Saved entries
--------------------------------

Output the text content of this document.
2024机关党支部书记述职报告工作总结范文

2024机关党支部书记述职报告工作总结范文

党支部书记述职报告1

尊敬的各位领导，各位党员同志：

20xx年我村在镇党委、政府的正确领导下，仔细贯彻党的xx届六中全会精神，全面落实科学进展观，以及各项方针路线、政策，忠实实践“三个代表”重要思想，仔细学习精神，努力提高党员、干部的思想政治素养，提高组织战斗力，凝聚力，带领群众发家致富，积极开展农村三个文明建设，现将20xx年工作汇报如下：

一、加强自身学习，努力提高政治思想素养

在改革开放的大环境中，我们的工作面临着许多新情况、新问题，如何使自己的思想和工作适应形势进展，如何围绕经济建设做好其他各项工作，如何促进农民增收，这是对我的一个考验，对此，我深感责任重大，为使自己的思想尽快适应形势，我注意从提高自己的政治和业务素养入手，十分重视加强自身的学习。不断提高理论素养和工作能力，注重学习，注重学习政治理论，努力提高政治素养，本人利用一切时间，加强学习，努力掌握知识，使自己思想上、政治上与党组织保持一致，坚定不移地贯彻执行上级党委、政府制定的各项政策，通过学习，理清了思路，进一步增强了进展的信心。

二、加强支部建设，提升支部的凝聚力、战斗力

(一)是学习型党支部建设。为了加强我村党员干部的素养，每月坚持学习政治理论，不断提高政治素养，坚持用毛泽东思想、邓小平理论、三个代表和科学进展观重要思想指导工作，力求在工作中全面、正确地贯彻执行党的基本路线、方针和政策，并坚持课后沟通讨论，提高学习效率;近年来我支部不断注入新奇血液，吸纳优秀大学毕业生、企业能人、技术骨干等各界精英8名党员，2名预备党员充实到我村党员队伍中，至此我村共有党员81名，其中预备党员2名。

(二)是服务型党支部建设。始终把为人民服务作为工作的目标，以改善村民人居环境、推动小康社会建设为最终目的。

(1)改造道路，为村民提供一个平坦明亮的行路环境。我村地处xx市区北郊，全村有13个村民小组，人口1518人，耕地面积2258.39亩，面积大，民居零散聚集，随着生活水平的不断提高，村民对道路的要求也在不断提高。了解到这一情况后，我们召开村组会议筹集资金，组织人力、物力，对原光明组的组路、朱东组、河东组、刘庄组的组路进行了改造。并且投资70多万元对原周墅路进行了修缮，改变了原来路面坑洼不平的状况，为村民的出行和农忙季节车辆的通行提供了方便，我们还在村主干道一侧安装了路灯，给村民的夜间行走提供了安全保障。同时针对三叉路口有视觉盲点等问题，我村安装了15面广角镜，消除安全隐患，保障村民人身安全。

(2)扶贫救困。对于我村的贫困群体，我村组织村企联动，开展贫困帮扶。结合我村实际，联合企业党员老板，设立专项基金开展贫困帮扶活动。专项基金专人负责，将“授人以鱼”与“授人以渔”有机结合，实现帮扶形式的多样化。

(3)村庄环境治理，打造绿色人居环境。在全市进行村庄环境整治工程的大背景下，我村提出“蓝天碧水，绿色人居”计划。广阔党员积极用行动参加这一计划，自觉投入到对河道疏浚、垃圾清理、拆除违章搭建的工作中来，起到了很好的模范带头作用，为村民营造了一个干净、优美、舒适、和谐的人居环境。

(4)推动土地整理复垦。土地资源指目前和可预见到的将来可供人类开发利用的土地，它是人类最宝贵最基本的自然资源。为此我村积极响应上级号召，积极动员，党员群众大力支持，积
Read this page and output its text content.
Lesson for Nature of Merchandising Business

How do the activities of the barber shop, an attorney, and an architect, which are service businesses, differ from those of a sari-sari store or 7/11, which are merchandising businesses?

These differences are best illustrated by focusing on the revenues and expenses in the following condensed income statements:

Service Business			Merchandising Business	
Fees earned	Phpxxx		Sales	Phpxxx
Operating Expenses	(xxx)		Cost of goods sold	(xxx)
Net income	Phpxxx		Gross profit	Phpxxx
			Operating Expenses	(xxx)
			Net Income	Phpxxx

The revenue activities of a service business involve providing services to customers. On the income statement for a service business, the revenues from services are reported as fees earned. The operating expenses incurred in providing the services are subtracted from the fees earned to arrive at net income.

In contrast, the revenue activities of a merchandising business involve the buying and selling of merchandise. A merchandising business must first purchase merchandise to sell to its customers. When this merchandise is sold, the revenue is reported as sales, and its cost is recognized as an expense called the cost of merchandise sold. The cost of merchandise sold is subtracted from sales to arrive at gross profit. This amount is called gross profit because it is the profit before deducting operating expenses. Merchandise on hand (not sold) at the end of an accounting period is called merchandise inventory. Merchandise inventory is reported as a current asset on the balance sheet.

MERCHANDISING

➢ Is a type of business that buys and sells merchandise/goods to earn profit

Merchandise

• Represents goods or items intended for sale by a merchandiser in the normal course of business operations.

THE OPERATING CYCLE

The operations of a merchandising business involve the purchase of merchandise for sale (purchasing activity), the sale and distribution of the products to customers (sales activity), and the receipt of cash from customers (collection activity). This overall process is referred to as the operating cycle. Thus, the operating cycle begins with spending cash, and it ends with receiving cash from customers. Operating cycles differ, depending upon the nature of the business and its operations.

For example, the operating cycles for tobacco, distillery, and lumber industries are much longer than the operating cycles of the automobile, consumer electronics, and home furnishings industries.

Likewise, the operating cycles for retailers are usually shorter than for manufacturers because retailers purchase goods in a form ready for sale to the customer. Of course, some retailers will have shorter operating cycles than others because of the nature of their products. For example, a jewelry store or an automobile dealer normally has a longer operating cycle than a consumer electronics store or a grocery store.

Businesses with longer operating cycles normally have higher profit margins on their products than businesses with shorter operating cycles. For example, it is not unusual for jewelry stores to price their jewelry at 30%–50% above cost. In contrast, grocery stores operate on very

--------------------------------

[What to produce]
Extract the entries above verbatim.

[Expected output]
Output the text content of this document.
2024机关党支部书记述职报告工作总结范文

2024机关党支部书记述职报告工作总结范文

党支部书记述职报告1

尊敬的各位领导，各位党员同志：

20xx年我村在镇党委、政府的正确领导下，仔细贯彻党的xx届六中全会精神，全面落实科学进展观，以及各项方针路线、政策，忠实实践“三个代表”重要思想，仔细学习精神，努力提高党员、干部的思想政治素养，提高组织战斗力，凝聚力，带领群众发家致富，积极开展农村三个文明建设，现将20xx年工作汇报如下：

一、加强自身学习，努力提高政治思想素养

在改革开放的大环境中，我们的工作面临着许多新情况、新问题，如何使自己的思想和工作适应形势进展，如何围绕经济建设做好其他各项工作，如何促进农民增收，这是对我的一个考验，对此，我深感责任重大，为使自己的思想尽快适应形势，我注意从提高自己的政治和业务素养入手，十分重视加强自身的学习。不断提高理论素养和工作能力，注重学习，注重学习政治理论，努力提高政治素养，本人利用一切时间，加强学习，努力掌握知识，使自己思想上、政治上与党组织保持一致，坚定不移地贯彻执行上级党委、政府制定的各项政策，通过学习，理清了思路，进一步增强了进展的信心。

二、加强支部建设，提升支部的凝聚力、战斗力

(一)是学习型党支部建设。为了加强我村党员干部的素养，每月坚持学习政治理论，不断提高政治素养，坚持用毛泽东思想、邓小平理论、三个代表和科学进展观重要思想指导工作，力求在工作中全面、正确地贯彻执行党的基本路线、方针和政策，并坚持课后沟通讨论，提高学习效率;近年来我支部不断注入新奇血液，吸纳优秀大学毕业生、企业能人、技术骨干等各界精英8名党员，2名预备党员充实到我村党员队伍中，至此我村共有党员81名，其中预备党员2名。

(二)是服务型党支部建设。始终把为人民服务作为工作的目标，以改善村民人居环境、推动小康社会建设为最终目的。

(1)改造道路，为村民提供一个平坦明亮的行路环境。我村地处xx市区北郊，全村有13个村民小组，人口1518人，耕地面积2258.39亩，面积大，民居零散聚集，随着生活水平的不断提高，村民对道路的要求也在不断提高。了解到这一情况后，我们召开村组会议筹集资金，组织人力、物力，对原光明组的组路、朱东组、河东组、刘庄组的组路进行了改造。并且投资70多万元对原周墅路进行了修缮，改变了原来路面坑洼不平的状况，为村民的出行和农忙季节车辆的通行提供了方便，我们还在村主干道一侧安装了路灯，给村民的夜间行走提供了安全保障。同时针对三叉路口有视觉盲点等问题，我村安装了15面广角镜，消除安全隐患，保障村民人身安全。

(2)扶贫救困。对于我村的贫困群体，我村组织村企联动，开展贫困帮扶。结合我村实际，联合企业党员老板，设立专项基金开展贫困帮扶活动。专项基金专人负责，将“授人以鱼”与“授人以渔”有机结合，实现帮扶形式的多样化。

(3)村庄环境治理，打造绿色人居环境。在全市进行村庄环境整治工程的大背景下，我村提出“蓝天碧水，绿色人居”计划。广阔党员积极用行动参加这一计划，自觉投入到对河道疏浚、垃圾清理、拆除违章搭建的工作中来，起到了很好的模范带头作用，为村民营造了一个干净、优美、舒适、和谐的人居环境。

(4)推动土地整理复垦。土地资源指目前和可预见到的将来可供人类开发利用的土地，它是人类最宝贵最基本的自然资源。为此我村积极响应上级号召，积极动员，党员群众大力支持，积
Read this page and output its text content.
Lesson for Nature of Merchandising Business

How do the activities of the barber shop, an attorney, and an architect, which are service businesses, differ from those of a sari-sari store or 7/11, which are merchandising businesses?

These differences are best illustrated by focusing on the revenues and expenses in the following condensed income statements:

Service Business			Merchandising Business	
Fees earned	Phpxxx		Sales	Phpxxx
Operating Expenses	(xxx)		Cost of goods sold	(xxx)
Net income	Phpxxx		Gross profit	Phpxxx
			Operating Expenses	(xxx)
			Net Income	Phpxxx

The revenue activities of a service business involve providing services to customers. On the income statement for a service business, the revenues from services are reported as fees earned. The operating expenses incurred in providing the services are subtracted from the fees earned to arrive at net income.

In contrast, the revenue activities of a merchandising business involve the buying and selling of merchandise. A merchandising business must first purchase merchandise to sell to its customers. When this merchandise is sold, the revenue is reported as sales, and its cost is recognized as an expense called the cost of merchandise sold. The cost of merchandise sold is subtracted from sales to arrive at gross profit. This amount is called gross profit because it is the profit before deducting operating expenses. Merchandise on hand (not sold) at the end of an accounting period is called merchandise inventory. Merchandise inventory is reported as a current asset on the balance sheet.

MERCHANDISING

➢ Is a type of business that buys and sells merchandise/goods to earn profit

Merchandise

• Represents goods or items intended for sale by a merchandiser in the normal course of business operations.

THE OPERATING CYCLE

The operations of a merchandising business involve the purchase of merchandise for sale (purchasing activity), the sale and distribution of the products to customers (sales activity), and the receipt of cash from customers (collection activity). This overall process is referred to as the operating cycle. Thus, the operating cycle begins with spending cash, and it ends with receiving cash from customers. Operating cycles differ, depending upon the nature of the business and its operations.

For example, the operating cycles for tobacco, distillery, and lumber industries are much longer than the operating cycles of the automobile, consumer electronics, and home furnishings industries.

Likewise, the operating cycles for retailers are usually shorter than for manufacturers because retailers purchase goods in a form ready for sale to the customer. Of course, some retailers will have shorter operating cycles than others because of the nature of their products. For example, a jewelry store or an automobile dealer normally has a longer operating cycle than a consumer electronics store or a grocery store.

Businesses with longer operating cycles normally have higher profit margins on their products than businesses with shorter operating cycles. For example, it is not unusual for jewelry stores to price their jewelry at 30%–50% above cost. In contrast, grocery stores operate on very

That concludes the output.